EXERCISE TASK>
Return the entries word for word, from their first line through the line that contains "velocity-cbar-label: Velocity [m".

EXTRACTED RECORDS>
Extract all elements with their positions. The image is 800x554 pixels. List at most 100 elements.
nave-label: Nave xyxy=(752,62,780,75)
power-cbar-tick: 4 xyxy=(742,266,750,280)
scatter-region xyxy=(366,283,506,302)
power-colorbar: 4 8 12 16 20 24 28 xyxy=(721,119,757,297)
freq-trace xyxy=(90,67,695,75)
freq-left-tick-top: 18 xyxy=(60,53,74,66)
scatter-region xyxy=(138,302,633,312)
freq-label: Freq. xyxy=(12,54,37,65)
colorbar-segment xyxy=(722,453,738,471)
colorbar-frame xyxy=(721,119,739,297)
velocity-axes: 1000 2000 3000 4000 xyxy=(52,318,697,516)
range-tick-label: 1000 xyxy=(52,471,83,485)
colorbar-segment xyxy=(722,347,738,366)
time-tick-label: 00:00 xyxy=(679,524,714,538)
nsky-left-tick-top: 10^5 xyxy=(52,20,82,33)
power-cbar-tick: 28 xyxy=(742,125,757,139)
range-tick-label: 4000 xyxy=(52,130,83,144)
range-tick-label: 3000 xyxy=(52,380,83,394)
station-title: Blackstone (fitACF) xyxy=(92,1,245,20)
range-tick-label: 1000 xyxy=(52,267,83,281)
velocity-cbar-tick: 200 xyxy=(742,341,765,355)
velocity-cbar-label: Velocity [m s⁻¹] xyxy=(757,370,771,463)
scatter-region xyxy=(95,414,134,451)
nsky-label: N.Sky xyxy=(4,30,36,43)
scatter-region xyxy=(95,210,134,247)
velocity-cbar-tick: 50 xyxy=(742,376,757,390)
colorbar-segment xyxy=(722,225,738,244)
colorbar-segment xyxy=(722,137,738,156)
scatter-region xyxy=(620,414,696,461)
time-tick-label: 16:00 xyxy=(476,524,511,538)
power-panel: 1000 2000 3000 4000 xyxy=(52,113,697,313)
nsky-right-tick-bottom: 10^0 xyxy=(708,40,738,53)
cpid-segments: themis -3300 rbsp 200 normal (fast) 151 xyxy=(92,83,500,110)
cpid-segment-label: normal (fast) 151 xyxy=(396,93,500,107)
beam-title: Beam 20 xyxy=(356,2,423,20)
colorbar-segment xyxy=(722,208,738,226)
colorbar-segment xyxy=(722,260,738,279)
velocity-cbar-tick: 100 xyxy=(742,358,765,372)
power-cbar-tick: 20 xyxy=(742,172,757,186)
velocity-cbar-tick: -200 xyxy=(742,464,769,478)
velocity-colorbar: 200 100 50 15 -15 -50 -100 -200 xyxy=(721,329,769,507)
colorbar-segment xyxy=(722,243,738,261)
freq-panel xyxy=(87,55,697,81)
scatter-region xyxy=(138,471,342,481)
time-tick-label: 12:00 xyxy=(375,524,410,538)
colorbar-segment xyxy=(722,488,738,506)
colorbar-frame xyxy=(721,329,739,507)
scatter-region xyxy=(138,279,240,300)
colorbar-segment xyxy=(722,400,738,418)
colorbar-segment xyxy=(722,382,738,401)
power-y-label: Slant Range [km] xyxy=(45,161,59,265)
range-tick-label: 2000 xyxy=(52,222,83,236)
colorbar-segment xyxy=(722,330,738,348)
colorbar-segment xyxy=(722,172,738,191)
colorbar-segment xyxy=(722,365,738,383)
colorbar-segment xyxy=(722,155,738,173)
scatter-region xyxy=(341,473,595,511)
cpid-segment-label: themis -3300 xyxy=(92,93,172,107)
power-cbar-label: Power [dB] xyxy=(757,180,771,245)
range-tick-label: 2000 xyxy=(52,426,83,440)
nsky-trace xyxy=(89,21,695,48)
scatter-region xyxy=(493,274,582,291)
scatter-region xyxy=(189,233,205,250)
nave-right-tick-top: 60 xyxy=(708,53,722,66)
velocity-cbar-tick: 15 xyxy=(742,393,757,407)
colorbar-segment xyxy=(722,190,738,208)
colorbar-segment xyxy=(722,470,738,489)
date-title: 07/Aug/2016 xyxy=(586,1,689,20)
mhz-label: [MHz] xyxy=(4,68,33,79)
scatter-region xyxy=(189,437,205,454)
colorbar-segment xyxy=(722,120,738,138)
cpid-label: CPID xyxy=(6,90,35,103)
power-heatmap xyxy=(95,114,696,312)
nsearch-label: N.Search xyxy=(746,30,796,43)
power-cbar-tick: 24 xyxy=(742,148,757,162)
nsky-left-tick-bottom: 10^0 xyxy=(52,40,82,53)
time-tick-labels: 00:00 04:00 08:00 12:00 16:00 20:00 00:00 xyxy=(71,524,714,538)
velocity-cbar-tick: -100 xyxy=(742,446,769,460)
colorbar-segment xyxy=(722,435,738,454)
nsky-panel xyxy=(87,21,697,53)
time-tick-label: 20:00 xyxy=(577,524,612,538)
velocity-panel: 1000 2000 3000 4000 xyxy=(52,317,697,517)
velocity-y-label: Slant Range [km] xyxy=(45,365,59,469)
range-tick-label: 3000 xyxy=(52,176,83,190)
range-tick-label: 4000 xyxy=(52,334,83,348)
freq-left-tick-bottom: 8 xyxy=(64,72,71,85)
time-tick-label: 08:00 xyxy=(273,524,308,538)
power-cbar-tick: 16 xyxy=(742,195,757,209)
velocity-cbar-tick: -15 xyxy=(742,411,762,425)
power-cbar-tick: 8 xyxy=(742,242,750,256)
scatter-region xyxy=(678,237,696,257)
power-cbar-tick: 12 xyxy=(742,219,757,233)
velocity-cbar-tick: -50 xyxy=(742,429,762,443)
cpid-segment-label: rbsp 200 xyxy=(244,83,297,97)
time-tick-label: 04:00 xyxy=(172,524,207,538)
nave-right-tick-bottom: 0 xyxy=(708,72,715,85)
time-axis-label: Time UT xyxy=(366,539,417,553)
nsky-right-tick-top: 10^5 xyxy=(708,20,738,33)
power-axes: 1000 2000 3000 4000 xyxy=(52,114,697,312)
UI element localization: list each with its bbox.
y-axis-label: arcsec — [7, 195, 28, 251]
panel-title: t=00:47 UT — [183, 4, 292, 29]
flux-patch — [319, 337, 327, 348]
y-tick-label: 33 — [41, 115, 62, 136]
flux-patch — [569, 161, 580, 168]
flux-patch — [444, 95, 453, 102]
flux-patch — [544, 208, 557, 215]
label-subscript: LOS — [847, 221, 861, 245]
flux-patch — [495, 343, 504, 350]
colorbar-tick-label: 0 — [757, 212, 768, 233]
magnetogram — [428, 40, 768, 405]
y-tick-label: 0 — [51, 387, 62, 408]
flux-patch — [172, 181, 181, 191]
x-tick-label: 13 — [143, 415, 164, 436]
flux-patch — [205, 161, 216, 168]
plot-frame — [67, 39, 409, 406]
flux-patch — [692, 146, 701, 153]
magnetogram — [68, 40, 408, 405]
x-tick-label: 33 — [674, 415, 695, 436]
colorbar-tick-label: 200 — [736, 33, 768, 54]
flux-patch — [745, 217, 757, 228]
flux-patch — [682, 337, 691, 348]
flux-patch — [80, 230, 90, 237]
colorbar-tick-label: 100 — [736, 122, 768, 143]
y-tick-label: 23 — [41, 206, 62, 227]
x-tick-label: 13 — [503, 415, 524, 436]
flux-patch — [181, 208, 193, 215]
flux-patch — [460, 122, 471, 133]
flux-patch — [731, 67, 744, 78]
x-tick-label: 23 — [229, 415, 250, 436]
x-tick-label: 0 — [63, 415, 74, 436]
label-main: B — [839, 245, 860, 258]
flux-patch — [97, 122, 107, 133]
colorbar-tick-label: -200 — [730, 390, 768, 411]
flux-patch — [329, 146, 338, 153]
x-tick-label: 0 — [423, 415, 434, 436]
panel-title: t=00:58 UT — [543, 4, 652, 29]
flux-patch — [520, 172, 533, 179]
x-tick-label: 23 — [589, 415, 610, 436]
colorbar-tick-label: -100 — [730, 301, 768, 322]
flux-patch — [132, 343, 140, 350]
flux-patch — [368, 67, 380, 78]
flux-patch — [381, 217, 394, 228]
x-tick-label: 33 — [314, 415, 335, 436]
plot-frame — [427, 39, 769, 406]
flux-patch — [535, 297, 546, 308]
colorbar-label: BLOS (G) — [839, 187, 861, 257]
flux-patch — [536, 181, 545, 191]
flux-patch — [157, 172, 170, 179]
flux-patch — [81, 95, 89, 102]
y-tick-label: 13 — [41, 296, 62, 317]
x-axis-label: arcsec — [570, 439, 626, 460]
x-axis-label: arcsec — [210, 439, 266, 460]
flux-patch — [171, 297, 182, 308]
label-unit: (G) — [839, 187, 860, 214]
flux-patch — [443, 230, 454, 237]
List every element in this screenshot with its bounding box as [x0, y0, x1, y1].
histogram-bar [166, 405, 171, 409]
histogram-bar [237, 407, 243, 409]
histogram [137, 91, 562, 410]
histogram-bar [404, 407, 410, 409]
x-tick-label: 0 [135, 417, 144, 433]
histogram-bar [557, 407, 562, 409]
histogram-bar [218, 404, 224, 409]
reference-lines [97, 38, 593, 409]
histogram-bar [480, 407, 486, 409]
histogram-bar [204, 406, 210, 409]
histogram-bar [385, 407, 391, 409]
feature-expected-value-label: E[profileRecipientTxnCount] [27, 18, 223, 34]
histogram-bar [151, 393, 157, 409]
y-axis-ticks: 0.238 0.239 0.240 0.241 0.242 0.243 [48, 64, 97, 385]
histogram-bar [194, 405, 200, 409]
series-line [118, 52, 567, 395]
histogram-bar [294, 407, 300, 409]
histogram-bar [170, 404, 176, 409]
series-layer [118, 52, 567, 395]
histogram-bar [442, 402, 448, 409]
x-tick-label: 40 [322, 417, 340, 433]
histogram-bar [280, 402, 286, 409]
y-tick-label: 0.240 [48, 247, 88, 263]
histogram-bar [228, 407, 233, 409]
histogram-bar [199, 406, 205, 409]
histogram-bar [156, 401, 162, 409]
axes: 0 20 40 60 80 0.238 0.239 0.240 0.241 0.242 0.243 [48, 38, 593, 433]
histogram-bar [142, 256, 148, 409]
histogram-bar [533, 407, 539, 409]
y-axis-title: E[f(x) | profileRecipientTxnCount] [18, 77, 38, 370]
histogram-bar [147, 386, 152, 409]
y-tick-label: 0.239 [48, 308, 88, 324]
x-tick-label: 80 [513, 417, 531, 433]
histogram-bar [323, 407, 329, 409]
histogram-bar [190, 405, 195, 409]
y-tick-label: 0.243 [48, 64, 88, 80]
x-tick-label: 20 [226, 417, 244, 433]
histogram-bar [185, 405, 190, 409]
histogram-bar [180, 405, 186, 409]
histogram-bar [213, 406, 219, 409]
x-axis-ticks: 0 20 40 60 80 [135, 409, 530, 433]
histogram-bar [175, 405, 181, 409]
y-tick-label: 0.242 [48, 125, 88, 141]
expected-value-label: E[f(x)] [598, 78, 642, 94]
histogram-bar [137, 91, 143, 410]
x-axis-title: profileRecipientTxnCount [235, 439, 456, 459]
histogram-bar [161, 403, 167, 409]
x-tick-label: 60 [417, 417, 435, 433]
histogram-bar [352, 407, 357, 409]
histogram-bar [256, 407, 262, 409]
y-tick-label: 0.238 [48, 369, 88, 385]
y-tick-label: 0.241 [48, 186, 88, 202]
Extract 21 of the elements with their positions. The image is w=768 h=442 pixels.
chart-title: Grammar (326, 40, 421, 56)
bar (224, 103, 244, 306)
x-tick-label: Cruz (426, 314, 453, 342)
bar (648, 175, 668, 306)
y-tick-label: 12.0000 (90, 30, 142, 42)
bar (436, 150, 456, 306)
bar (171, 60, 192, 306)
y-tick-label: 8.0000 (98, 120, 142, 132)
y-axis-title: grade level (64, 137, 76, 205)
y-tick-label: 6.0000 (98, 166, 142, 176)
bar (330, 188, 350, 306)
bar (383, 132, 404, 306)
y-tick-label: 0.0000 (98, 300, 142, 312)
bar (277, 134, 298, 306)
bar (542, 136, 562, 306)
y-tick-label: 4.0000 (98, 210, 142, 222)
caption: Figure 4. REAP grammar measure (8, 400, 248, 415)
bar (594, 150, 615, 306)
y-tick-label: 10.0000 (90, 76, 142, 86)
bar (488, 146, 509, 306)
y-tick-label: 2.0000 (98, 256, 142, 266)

OUTPUT FOR THIS EXERCISE>
Extract all elements with their positions. The image is 800x554 pixels. List at most 100 elements.
nave-label: Nave xyxy=(752,62,780,75)
power-cbar-tick: 4 xyxy=(742,266,750,280)
scatter-region xyxy=(366,283,506,302)
power-colorbar: 4 8 12 16 20 24 28 xyxy=(721,119,757,297)
freq-trace xyxy=(90,67,695,75)
freq-left-tick-top: 18 xyxy=(60,53,74,66)
scatter-region xyxy=(138,302,633,312)
freq-label: Freq. xyxy=(12,54,37,65)
colorbar-segment xyxy=(722,453,738,471)
colorbar-frame xyxy=(721,119,739,297)
velocity-axes: 1000 2000 3000 4000 xyxy=(52,318,697,516)
range-tick-label: 1000 xyxy=(52,471,83,485)
colorbar-segment xyxy=(722,347,738,366)
time-tick-label: 00:00 xyxy=(679,524,714,538)
nsky-left-tick-top: 10^5 xyxy=(52,20,82,33)
power-cbar-tick: 28 xyxy=(742,125,757,139)
range-tick-label: 4000 xyxy=(52,130,83,144)
range-tick-label: 3000 xyxy=(52,380,83,394)
station-title: Blackstone (fitACF) xyxy=(92,1,245,20)
range-tick-label: 1000 xyxy=(52,267,83,281)
velocity-cbar-tick: 200 xyxy=(742,341,765,355)
velocity-cbar-label: Velocity [m s⁻¹] xyxy=(757,370,771,463)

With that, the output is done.